Prompt: Write out the records word for word, with no pictures.

(Stored data)
┌──

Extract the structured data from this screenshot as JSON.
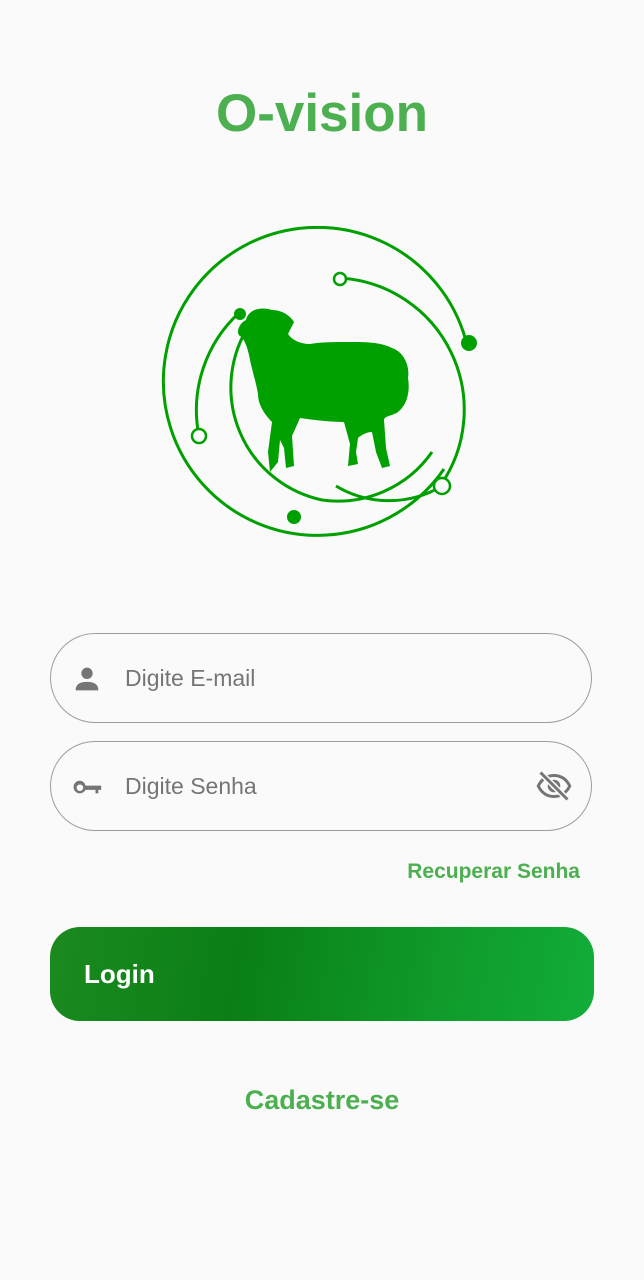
{
  "app": {
    "title": "O-vision"
  },
  "logo": {
    "icon": "sheep-circuit-logo",
    "color": "#00a000"
  },
  "login_form": {
    "email": {
      "placeholder": "Digite E-mail",
      "value": "",
      "icon": "person-icon"
    },
    "password": {
      "placeholder": "Digite Senha",
      "value": "",
      "icon": "key-icon",
      "toggle_icon": "eye-off-icon"
    },
    "recover_link": "Recuperar Senha",
    "login_button": "Login",
    "signup_link": "Cadastre-se"
  },
  "colors": {
    "accent": "#4caf50",
    "button_gradient_start": "#0a7f16",
    "button_gradient_end": "#12ad3a",
    "field_border": "#9e9e9e",
    "icon_gray": "#757575"
  }
}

└──

Output of the exercise:
Extract the structured data from this screenshot as JSON.
{
  "app": {
    "title": "O-vision"
  },
  "logo": {
    "icon": "sheep-circuit-logo",
    "color": "#00a000"
  },
  "login_form": {
    "email": {
      "placeholder": "Digite E-mail",
      "value": "",
      "icon": "person-icon"
    },
    "password": {
      "placeholder": "Digite Senha",
      "value": "",
      "icon": "key-icon",
      "toggle_icon": "eye-off-icon"
    },
    "recover_link": "Recuperar Senha",
    "login_button": "Login",
    "signup_link": "Cadastre-se"
  },
  "colors": {
    "accent": "#4caf50",
    "button_gradient_start": "#0a7f16",
    "button_gradient_end": "#12ad3a",
    "field_border": "#9e9e9e",
    "icon_gray": "#757575"
  }
}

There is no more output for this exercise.